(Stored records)
···
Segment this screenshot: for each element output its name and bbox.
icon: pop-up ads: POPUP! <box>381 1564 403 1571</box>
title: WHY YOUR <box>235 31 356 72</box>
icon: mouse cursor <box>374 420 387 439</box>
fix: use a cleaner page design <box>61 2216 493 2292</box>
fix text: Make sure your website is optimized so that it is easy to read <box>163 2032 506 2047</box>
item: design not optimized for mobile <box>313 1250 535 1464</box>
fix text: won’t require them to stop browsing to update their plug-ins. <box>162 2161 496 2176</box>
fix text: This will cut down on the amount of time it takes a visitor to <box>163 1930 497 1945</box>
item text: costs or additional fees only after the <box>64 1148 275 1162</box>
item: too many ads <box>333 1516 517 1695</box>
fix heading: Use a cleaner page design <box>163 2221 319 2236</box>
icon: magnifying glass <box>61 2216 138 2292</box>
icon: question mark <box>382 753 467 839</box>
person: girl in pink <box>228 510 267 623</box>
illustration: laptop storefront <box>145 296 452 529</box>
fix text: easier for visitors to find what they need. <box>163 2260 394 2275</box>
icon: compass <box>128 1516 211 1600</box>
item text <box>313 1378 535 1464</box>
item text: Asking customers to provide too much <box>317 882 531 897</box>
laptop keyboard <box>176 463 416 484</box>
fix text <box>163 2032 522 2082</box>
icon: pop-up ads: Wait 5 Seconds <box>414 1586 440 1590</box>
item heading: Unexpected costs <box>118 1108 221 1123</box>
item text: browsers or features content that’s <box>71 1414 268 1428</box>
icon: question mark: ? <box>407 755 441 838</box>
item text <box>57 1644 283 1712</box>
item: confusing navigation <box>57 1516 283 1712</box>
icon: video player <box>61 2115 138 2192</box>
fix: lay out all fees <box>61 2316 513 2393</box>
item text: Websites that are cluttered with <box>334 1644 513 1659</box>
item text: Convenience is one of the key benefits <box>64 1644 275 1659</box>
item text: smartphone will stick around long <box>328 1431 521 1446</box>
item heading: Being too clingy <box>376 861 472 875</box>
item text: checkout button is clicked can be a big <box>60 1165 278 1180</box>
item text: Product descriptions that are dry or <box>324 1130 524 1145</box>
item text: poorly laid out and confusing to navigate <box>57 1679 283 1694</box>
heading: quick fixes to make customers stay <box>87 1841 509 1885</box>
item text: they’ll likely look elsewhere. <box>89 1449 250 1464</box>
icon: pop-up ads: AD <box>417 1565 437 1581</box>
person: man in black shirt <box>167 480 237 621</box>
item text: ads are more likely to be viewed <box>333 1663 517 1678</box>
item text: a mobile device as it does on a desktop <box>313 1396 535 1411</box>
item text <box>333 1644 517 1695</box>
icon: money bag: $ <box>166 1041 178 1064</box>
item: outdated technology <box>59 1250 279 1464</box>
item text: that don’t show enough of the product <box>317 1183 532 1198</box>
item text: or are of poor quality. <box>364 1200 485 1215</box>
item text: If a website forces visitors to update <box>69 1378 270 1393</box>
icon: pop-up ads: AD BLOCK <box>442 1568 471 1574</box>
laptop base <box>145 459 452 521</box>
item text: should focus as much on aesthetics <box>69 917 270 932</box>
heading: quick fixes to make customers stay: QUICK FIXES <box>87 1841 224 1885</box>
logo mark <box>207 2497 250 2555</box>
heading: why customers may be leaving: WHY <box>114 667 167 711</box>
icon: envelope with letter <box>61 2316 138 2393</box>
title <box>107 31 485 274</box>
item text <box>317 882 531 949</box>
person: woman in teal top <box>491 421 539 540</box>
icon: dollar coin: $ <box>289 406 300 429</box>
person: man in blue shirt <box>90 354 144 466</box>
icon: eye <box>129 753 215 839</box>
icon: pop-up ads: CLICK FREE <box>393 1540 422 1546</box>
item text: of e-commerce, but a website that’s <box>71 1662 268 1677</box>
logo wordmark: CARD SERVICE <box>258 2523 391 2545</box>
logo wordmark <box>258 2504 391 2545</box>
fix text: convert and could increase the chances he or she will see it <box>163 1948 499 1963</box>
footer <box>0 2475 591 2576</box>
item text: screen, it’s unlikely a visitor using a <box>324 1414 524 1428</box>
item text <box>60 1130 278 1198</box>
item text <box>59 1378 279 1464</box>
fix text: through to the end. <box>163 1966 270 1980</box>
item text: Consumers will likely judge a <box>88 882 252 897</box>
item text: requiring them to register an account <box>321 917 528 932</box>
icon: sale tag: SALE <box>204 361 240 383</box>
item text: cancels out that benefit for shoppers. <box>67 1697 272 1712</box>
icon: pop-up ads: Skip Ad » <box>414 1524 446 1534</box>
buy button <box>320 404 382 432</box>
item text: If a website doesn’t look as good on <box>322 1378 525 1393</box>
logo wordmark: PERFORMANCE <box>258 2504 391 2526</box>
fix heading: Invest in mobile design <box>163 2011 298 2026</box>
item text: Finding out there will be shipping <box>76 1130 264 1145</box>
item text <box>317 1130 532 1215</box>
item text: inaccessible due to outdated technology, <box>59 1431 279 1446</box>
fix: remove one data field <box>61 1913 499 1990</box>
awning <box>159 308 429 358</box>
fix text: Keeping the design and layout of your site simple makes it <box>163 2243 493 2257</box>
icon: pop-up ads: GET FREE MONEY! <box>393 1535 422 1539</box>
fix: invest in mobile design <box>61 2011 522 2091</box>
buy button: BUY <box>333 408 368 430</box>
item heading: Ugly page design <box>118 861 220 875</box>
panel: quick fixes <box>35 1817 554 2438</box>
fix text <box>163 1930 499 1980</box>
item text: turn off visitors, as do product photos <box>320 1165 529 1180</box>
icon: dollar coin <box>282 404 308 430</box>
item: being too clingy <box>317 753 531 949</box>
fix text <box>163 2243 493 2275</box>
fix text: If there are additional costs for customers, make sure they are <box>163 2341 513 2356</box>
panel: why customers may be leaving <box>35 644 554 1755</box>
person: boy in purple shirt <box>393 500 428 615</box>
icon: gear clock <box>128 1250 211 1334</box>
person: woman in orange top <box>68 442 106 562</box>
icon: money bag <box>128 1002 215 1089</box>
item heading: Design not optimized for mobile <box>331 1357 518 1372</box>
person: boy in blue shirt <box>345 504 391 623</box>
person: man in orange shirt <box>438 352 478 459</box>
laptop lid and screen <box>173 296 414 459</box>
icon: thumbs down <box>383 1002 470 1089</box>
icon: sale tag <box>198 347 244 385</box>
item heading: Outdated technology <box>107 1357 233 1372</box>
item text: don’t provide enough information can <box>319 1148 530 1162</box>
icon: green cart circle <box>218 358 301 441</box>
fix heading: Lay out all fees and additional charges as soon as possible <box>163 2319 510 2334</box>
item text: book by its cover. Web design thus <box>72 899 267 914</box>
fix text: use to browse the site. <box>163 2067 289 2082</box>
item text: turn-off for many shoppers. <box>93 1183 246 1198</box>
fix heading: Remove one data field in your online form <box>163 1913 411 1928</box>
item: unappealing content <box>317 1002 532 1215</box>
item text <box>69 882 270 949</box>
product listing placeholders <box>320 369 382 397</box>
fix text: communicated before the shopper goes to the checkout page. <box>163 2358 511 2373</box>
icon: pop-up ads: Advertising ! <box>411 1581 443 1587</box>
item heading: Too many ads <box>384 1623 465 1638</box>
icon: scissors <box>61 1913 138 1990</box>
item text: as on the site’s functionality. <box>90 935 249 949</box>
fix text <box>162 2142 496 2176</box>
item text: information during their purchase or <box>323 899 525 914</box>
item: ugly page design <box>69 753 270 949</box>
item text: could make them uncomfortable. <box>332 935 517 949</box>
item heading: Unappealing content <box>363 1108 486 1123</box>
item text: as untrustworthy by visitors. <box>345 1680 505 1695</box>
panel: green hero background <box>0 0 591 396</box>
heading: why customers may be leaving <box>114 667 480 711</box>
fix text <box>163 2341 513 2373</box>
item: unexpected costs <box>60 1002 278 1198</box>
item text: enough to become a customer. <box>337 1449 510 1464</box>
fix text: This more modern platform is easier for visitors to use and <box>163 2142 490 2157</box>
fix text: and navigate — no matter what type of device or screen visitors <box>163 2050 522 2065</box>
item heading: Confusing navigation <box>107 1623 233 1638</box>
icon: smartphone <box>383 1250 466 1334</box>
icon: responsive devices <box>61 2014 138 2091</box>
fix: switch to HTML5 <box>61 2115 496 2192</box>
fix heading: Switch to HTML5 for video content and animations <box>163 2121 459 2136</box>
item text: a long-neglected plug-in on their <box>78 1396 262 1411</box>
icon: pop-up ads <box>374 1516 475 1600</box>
···
• What is being asked:
Copy the lines word for word from the first one through the line that contains "fix text: Make", and include both of those lines.

• Finished exercise:
Segment this screenshot: for each element output its name and bbox.
icon: pop-up ads: POPUP! <box>381 1564 403 1571</box>
title: WHY YOUR <box>235 31 356 72</box>
icon: mouse cursor <box>374 420 387 439</box>
fix: use a cleaner page design <box>61 2216 493 2292</box>
fix text: Make sure your website is optimized so that it is easy to read <box>163 2032 506 2047</box>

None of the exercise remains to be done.